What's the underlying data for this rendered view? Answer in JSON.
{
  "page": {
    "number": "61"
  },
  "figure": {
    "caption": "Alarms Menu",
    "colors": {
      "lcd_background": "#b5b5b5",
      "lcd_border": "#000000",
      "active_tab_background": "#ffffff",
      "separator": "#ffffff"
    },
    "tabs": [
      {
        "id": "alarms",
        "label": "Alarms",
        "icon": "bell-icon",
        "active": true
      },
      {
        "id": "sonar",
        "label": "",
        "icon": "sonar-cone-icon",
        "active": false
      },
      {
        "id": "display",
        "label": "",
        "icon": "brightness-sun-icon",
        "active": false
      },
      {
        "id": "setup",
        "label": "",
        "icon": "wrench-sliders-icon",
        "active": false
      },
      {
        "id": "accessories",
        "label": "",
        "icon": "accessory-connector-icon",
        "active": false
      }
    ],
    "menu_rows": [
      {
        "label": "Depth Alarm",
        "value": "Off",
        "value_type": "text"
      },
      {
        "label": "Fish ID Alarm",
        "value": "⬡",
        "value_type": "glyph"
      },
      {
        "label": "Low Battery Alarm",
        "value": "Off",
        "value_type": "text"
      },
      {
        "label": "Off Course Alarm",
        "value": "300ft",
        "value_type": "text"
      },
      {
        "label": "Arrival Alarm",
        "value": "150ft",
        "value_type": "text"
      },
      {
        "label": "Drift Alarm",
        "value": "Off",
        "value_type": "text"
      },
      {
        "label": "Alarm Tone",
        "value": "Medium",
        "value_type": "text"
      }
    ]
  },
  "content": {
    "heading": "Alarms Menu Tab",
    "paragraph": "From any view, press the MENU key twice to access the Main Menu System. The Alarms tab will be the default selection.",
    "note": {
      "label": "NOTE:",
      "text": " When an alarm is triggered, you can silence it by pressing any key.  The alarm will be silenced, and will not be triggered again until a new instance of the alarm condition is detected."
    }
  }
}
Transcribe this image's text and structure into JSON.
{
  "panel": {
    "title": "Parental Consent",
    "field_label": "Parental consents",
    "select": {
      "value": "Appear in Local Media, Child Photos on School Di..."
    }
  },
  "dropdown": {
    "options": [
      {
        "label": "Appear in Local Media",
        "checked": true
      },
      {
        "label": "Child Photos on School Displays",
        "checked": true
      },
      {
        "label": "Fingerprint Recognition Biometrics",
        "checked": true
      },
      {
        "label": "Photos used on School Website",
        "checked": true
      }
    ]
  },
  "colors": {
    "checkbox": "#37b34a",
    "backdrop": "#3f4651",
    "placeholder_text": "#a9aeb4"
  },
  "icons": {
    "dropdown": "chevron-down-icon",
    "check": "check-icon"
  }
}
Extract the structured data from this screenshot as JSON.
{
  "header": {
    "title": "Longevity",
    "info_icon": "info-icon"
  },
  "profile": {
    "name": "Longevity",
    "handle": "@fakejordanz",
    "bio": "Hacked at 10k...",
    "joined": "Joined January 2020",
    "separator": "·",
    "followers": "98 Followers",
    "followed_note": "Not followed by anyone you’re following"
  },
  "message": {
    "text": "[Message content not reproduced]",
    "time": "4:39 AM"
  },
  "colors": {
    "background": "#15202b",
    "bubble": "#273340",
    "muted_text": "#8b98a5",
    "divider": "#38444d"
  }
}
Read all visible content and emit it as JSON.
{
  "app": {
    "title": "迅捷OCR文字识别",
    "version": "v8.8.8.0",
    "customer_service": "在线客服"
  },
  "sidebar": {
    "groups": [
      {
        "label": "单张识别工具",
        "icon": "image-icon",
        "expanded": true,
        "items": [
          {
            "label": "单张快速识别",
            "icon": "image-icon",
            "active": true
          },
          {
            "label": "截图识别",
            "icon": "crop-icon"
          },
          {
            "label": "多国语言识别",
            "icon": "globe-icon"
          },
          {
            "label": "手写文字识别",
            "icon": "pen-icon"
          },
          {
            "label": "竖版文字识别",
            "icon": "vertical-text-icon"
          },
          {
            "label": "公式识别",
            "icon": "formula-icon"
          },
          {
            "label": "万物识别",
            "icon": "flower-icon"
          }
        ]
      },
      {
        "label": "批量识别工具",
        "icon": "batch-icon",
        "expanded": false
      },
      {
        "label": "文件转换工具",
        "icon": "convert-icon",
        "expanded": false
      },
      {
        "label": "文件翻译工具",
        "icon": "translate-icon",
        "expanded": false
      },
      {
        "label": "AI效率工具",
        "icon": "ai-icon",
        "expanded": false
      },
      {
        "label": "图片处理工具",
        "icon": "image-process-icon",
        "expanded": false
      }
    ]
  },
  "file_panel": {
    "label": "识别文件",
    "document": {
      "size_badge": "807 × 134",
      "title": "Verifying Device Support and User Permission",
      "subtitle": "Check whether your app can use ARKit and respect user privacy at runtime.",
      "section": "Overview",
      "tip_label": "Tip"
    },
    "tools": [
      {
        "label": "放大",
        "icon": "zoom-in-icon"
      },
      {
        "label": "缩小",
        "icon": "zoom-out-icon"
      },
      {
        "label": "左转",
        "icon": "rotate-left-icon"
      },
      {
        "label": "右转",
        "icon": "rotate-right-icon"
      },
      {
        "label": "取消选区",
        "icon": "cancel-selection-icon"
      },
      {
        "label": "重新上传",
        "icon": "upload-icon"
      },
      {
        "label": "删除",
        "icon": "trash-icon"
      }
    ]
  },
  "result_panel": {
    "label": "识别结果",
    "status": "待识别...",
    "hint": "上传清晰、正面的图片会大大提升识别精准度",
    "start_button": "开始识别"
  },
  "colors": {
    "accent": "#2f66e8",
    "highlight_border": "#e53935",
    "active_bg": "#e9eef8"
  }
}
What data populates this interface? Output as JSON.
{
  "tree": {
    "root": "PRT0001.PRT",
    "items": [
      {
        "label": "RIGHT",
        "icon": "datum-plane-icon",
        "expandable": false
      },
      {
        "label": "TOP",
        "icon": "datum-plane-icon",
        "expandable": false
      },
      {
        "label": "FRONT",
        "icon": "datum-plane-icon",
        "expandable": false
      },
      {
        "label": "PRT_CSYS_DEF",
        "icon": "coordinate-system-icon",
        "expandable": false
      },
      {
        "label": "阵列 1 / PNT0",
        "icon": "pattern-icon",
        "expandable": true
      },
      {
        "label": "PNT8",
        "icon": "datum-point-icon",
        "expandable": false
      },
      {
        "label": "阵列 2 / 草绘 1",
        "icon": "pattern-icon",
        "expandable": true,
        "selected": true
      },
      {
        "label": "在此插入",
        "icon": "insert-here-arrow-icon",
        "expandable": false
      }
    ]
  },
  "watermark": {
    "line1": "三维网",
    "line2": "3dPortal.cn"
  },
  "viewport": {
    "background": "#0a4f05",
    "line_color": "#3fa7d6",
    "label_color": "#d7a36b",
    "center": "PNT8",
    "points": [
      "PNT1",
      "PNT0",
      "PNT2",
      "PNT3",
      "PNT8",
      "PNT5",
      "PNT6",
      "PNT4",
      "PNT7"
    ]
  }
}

◆ ◆ ◆

● WHAT YOU WILL DO: Using the listing above, retype each line exactly.

● WRITTEN SOLUTION:
What's the underlying data for this rendered view? Answer in JSON.
{
  "page": {
    "number": "61"
  },
  "figure": {
    "caption": "Alarms Menu",
    "colors": {
      "lcd_background": "#b5b5b5",
      "lcd_border": "#000000",
      "active_tab_background": "#ffffff",
      "separator": "#ffffff"
    },
    "tabs": [
      {
        "id": "alarms",
        "label": "Alarms",
        "icon": "bell-icon",
        "active": true
      },
      {
        "id": "sonar",
        "label": "",
        "icon": "sonar-cone-icon",
        "active": false
      },
      {
        "id": "display",
        "label": "",
        "icon": "brightness-sun-icon",
        "active": false
      },
      {
        "id": "setup",
        "label": "",
        "icon": "wrench-sliders-icon",
        "active": false
      },
      {
        "id": "accessories",
        "label": "",
        "icon": "accessory-connector-icon",
        "active": false
      }
    ],
    "menu_rows": [
      {
        "label": "Depth Alarm",
        "value": "Off",
        "value_type": "text"
      },
      {
        "label": "Fish ID Alarm",
        "value": "⬡",
        "value_type": "glyph"
      },
      {
        "label": "Low Battery Alarm",
        "value": "Off",
        "value_type": "text"
      },
      {
        "label": "Off Course Alarm",
        "value": "300ft",
        "value_type": "text"
      },
      {
        "label": "Arrival Alarm",
        "value": "150ft",
        "value_type": "text"
      },
      {
        "label": "Drift Alarm",
        "value": "Off",
        "value_type": "text"
      },
      {
        "label": "Alarm Tone",
        "value": "Medium",
        "value_type": "text"
      }
    ]
  },
  "content": {
    "heading": "Alarms Menu Tab",
    "paragraph": "From any view, press the MENU key twice to access the Main Menu System. The Alarms tab will be the default selection.",
    "note": {
      "label": "NOTE:",
      "text": " When an alarm is triggered, you can silence it by pressing any key.  The alarm will be silenced, and will not be triggered again until a new instance of the alarm condition is detected."
    }
  }
}
Transcribe this image's text and structure into JSON.
{
  "panel": {
    "title": "Parental Consent",
    "field_label": "Parental consents",
    "select": {
      "value": "Appear in Local Media, Child Photos on School Di..."
    }
  },
  "dropdown": {
    "options": [
      {
        "label": "Appear in Local Media",
        "checked": true
      },
      {
        "label": "Child Photos on School Displays",
        "checked": true
      },
      {
        "label": "Fingerprint Recognition Biometrics",
        "checked": true
      },
      {
        "label": "Photos used on School Website",
        "checked": true
      }
    ]
  },
  "colors": {
    "checkbox": "#37b34a",
    "backdrop": "#3f4651",
    "placeholder_text": "#a9aeb4"
  },
  "icons": {
    "dropdown": "chevron-down-icon",
    "check": "check-icon"
  }
}
Extract the structured data from this screenshot as JSON.
{
  "header": {
    "title": "Longevity",
    "info_icon": "info-icon"
  },
  "profile": {
    "name": "Longevity",
    "handle": "@fakejordanz",
    "bio": "Hacked at 10k...",
    "joined": "Joined January 2020",
    "separator": "·",
    "followers": "98 Followers",
    "followed_note": "Not followed by anyone you’re following"
  },
  "message": {
    "text": "[Message content not reproduced]",
    "time": "4:39 AM"
  },
  "colors": {
    "background": "#15202b",
    "bubble": "#273340",
    "muted_text": "#8b98a5",
    "divider": "#38444d"
  }
}
Read all visible content and emit it as JSON.
{
  "app": {
    "title": "迅捷OCR文字识别",
    "version": "v8.8.8.0",
    "customer_service": "在线客服"
  },
  "sidebar": {
    "groups": [
      {
        "label": "单张识别工具",
        "icon": "image-icon",
        "expanded": true,
        "items": [
          {
            "label": "单张快速识别",
            "icon": "image-icon",
            "active": true
          },
          {
            "label": "截图识别",
            "icon": "crop-icon"
          },
          {
            "label": "多国语言识别",
            "icon": "globe-icon"
          },
          {
            "label": "手写文字识别",
            "icon": "pen-icon"
          },
          {
            "label": "竖版文字识别",
            "icon": "vertical-text-icon"
          },
          {
            "label": "公式识别",
            "icon": "formula-icon"
          },
          {
            "label": "万物识别",
            "icon": "flower-icon"
          }
        ]
      },
      {
        "label": "批量识别工具",
        "icon": "batch-icon",
        "expanded": false
      },
      {
        "label": "文件转换工具",
        "icon": "convert-icon",
        "expanded": false
      },
      {
        "label": "文件翻译工具",
        "icon": "translate-icon",
        "expanded": false
      },
      {
        "label": "AI效率工具",
        "icon": "ai-icon",
        "expanded": false
      },
      {
        "label": "图片处理工具",
        "icon": "image-process-icon",
        "expanded": false
      }
    ]
  },
  "file_panel": {
    "label": "识别文件",
    "document": {
      "size_badge": "807 × 134",
      "title": "Verifying Device Support and User Permission",
      "subtitle": "Check whether your app can use ARKit and respect user privacy at runtime.",
      "section": "Overview",
      "tip_label": "Tip"
    },
    "tools": [
      {
        "label": "放大",
        "icon": "zoom-in-icon"
      },
      {
        "label": "缩小",
        "icon": "zoom-out-icon"
      },
      {
        "label": "左转",
        "icon": "rotate-left-icon"
      },
      {
        "label": "右转",
        "icon": "rotate-right-icon"
      },
      {
        "label": "取消选区",
        "icon": "cancel-selection-icon"
      },
      {
        "label": "重新上传",
        "icon": "upload-icon"
      },
      {
        "label": "删除",
        "icon": "trash-icon"
      }
    ]
  },
  "result_panel": {
    "label": "识别结果",
    "status": "待识别...",
    "hint": "上传清晰、正面的图片会大大提升识别精准度",
    "start_button": "开始识别"
  },
  "colors": {
    "accent": "#2f66e8",
    "highlight_border": "#e53935",
    "active_bg": "#e9eef8"
  }
}
What data populates this interface? Output as JSON.
{
  "tree": {
    "root": "PRT0001.PRT",
    "items": [
      {
        "label": "RIGHT",
        "icon": "datum-plane-icon",
        "expandable": false
      },
      {
        "label": "TOP",
        "icon": "datum-plane-icon",
        "expandable": false
      },
      {
        "label": "FRONT",
        "icon": "datum-plane-icon",
        "expandable": false
      },
      {
        "label": "PRT_CSYS_DEF",
        "icon": "coordinate-system-icon",
        "expandable": false
      },
      {
        "label": "阵列 1 / PNT0",
        "icon": "pattern-icon",
        "expandable": true
      },
      {
        "label": "PNT8",
        "icon": "datum-point-icon",
        "expandable": false
      },
      {
        "label": "阵列 2 / 草绘 1",
        "icon": "pattern-icon",
        "expandable": true,
        "selected": true
      },
      {
        "label": "在此插入",
        "icon": "insert-here-arrow-icon",
        "expandable": false
      }
    ]
  },
  "watermark": {
    "line1": "三维网",
    "line2": "3dPortal.cn"
  },
  "viewport": {
    "background": "#0a4f05",
    "line_color": "#3fa7d6",
    "label_color": "#d7a36b",
    "center": "PNT8",
    "points": [
      "PNT1",
      "PNT0",
      "PNT2",
      "PNT3",
      "PNT8",
      "PNT5",
      "PNT6",
      "PNT4",
      "PNT7"
    ]
  }
}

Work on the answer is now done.